:: EXERCISE GOAL ::
Look through the listing below and report how many lines contain "title", as a bare number.

**** MATERIALS PROVIDED

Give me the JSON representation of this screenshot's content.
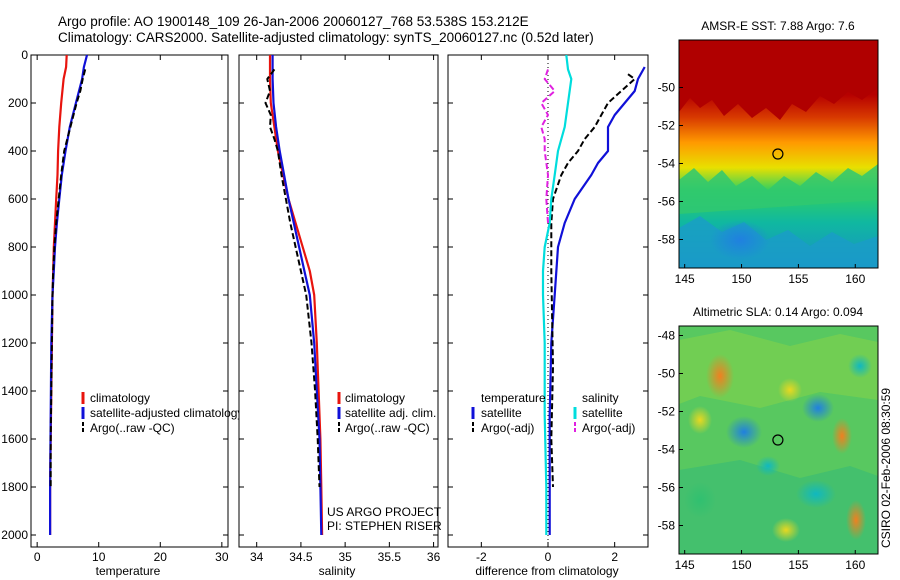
{
  "header": {
    "line1": "Argo profile: AO 1900148_109 26-Jan-2006 20060127_768 53.538S 153.212E",
    "line2": "Climatology: CARS2000. Satellite-adjusted climatology: synTS_20060127.nc (0.52d later)"
  },
  "footer": {
    "stamp": "CSIRO 02-Feb-2006 08:30:59"
  },
  "colors": {
    "climatology": "#e8140e",
    "satellite": "#1010d8",
    "argo": "#000000",
    "sat_salinity": "#00dddd",
    "argo_salinity": "#e020e0"
  },
  "chart_data": [
    {
      "id": "temperature",
      "type": "line",
      "xlabel": "temperature",
      "xlim": [
        -1,
        31
      ],
      "ylim": [
        2050,
        0
      ],
      "xticks": [
        0,
        10,
        20,
        30
      ],
      "yticks": [
        0,
        200,
        400,
        600,
        800,
        1000,
        1200,
        1400,
        1600,
        1800,
        2000
      ],
      "legend": {
        "placement": "lower-right",
        "entries": [
          "climatology",
          "satellite-adjusted climatology",
          "Argo(..raw -QC)"
        ]
      },
      "series": [
        {
          "name": "climatology",
          "color": "climatology",
          "dash": false,
          "x": [
            4.8,
            4.7,
            4.3,
            3.9,
            3.6,
            3.4,
            3.3,
            3.1,
            2.9,
            2.7,
            2.6,
            2.5,
            2.4,
            2.3,
            2.2,
            2.1,
            2.1
          ],
          "y": [
            0,
            50,
            100,
            200,
            300,
            400,
            500,
            600,
            700,
            800,
            900,
            1000,
            1200,
            1400,
            1600,
            1800,
            2000
          ]
        },
        {
          "name": "satellite-adjusted climatology",
          "color": "satellite",
          "dash": false,
          "x": [
            8.1,
            7.6,
            7.3,
            6.8,
            6.3,
            5.3,
            4.6,
            4.0,
            3.6,
            3.2,
            2.9,
            2.7,
            2.5,
            2.3,
            2.2,
            2.1,
            2.1
          ],
          "y": [
            0,
            50,
            100,
            150,
            200,
            300,
            400,
            500,
            600,
            700,
            800,
            900,
            1000,
            1200,
            1500,
            1800,
            2000
          ]
        },
        {
          "name": "Argo(..raw -QC)",
          "color": "argo",
          "dash": true,
          "x": [
            7.8,
            7.4,
            7.0,
            6.4,
            5.9,
            5.4,
            4.9,
            4.4,
            3.9,
            3.5,
            3.1,
            2.8,
            2.6,
            2.5,
            2.4,
            2.3,
            2.2,
            2.2
          ],
          "y": [
            60,
            100,
            150,
            200,
            250,
            300,
            350,
            400,
            500,
            600,
            700,
            800,
            900,
            1000,
            1200,
            1400,
            1600,
            1800
          ]
        }
      ]
    },
    {
      "id": "salinity",
      "type": "line",
      "xlabel": "salinity",
      "xlim": [
        33.8,
        36.05
      ],
      "ylim": [
        2050,
        0
      ],
      "xticks": [
        34,
        34.5,
        35,
        35.5,
        36
      ],
      "legend": {
        "placement": "lower-right",
        "entries": [
          "climatology",
          "satellite adj. clim.",
          "Argo(..raw -QC)"
        ]
      },
      "annotations": [
        "US ARGO PROJECT",
        "PI: STEPHEN RISER"
      ],
      "series": [
        {
          "name": "climatology",
          "color": "climatology",
          "dash": false,
          "x": [
            34.15,
            34.15,
            34.16,
            34.2,
            34.24,
            34.3,
            34.36,
            34.44,
            34.52,
            34.6,
            34.65,
            34.68,
            34.7,
            34.72,
            34.73,
            34.74
          ],
          "y": [
            0,
            100,
            200,
            300,
            400,
            500,
            600,
            700,
            800,
            900,
            1000,
            1200,
            1400,
            1600,
            1800,
            2000
          ]
        },
        {
          "name": "satellite adj. clim.",
          "color": "satellite",
          "dash": false,
          "x": [
            34.18,
            34.18,
            34.19,
            34.22,
            34.26,
            34.31,
            34.36,
            34.42,
            34.48,
            34.54,
            34.6,
            34.65,
            34.68,
            34.71,
            34.73
          ],
          "y": [
            0,
            100,
            200,
            300,
            400,
            500,
            600,
            700,
            800,
            900,
            1000,
            1200,
            1400,
            1600,
            2000
          ]
        },
        {
          "name": "Argo(..raw -QC)",
          "color": "argo",
          "dash": true,
          "x": [
            34.2,
            34.12,
            34.15,
            34.1,
            34.16,
            34.15,
            34.2,
            34.24,
            34.28,
            34.33,
            34.38,
            34.44,
            34.5,
            34.56,
            34.62,
            34.66,
            34.69,
            34.71
          ],
          "y": [
            60,
            100,
            150,
            200,
            250,
            300,
            350,
            400,
            500,
            600,
            700,
            800,
            900,
            1000,
            1200,
            1400,
            1600,
            1800
          ]
        }
      ]
    },
    {
      "id": "difference",
      "type": "line",
      "xlabel": "difference from climatology",
      "xlim": [
        -3,
        3
      ],
      "ylim": [
        2050,
        0
      ],
      "xticks": [
        -2,
        0,
        2
      ],
      "legend": {
        "placement": "lower-center",
        "columns": [
          {
            "heading": "temperature",
            "entries": [
              "satellite",
              "Argo(-adj)"
            ]
          },
          {
            "heading": "salinity",
            "entries": [
              "satellite",
              "Argo(-adj)"
            ]
          }
        ]
      },
      "series": [
        {
          "name": "temperature satellite",
          "color": "satellite",
          "dash": false,
          "x": [
            2.9,
            2.7,
            2.6,
            2.3,
            2.0,
            1.8,
            1.8,
            1.5,
            1.3,
            0.8,
            0.5,
            0.3,
            0.2,
            0.1,
            0.05,
            0.05,
            0.05
          ],
          "y": [
            50,
            100,
            150,
            200,
            250,
            300,
            400,
            450,
            500,
            600,
            700,
            800,
            1000,
            1200,
            1500,
            1800,
            2000
          ]
        },
        {
          "name": "temperature Argo(-adj)",
          "color": "argo",
          "dash": true,
          "x": [
            2.4,
            2.6,
            2.2,
            1.8,
            1.6,
            1.4,
            1.1,
            0.9,
            0.6,
            0.4,
            0.15,
            0.1,
            0.1,
            0.15,
            0.1,
            0.15
          ],
          "y": [
            80,
            100,
            150,
            200,
            250,
            300,
            350,
            400,
            450,
            500,
            600,
            700,
            900,
            1300,
            1600,
            1800
          ]
        },
        {
          "name": "salinity satellite",
          "color": "sat_salinity",
          "dash": false,
          "x": [
            0.55,
            0.6,
            0.7,
            0.6,
            0.5,
            0.3,
            0.2,
            0.1,
            0.05,
            -0.1,
            -0.15,
            -0.15,
            -0.1,
            -0.1,
            -0.05,
            -0.05
          ],
          "y": [
            0,
            60,
            100,
            200,
            300,
            400,
            500,
            600,
            700,
            800,
            900,
            1000,
            1200,
            1500,
            1800,
            2000
          ]
        },
        {
          "name": "salinity Argo(-adj)",
          "color": "argo_salinity",
          "dash": true,
          "x": [
            0.0,
            -0.1,
            0.2,
            -0.2,
            0.0,
            -0.2,
            -0.1,
            -0.1,
            0.0,
            -0.05,
            0.0
          ],
          "y": [
            60,
            100,
            150,
            200,
            250,
            300,
            350,
            400,
            500,
            600,
            700
          ]
        }
      ]
    },
    {
      "id": "sst_map",
      "type": "heatmap",
      "title": "AMSR-E SST: 7.88  Argo: 7.6",
      "xlim": [
        144.5,
        162
      ],
      "ylim": [
        -59.5,
        -47.5
      ],
      "xticks": [
        145,
        150,
        155,
        160
      ],
      "yticks": [
        -50,
        -52,
        -54,
        -56,
        -58
      ],
      "marker": {
        "lon": 153.2,
        "lat": -53.5
      }
    },
    {
      "id": "sla_map",
      "type": "heatmap",
      "title": "Altimetric SLA: 0.14  Argo: 0.094",
      "xlim": [
        144.5,
        162
      ],
      "ylim": [
        -59.5,
        -47.5
      ],
      "xticks": [
        145,
        150,
        155,
        160
      ],
      "yticks": [
        -48,
        -50,
        -52,
        -54,
        -56,
        -58
      ],
      "marker": {
        "lon": 153.2,
        "lat": -53.5
      }
    }
  ]
}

********

:: SOLUTION TO THE PROBLEM ::
2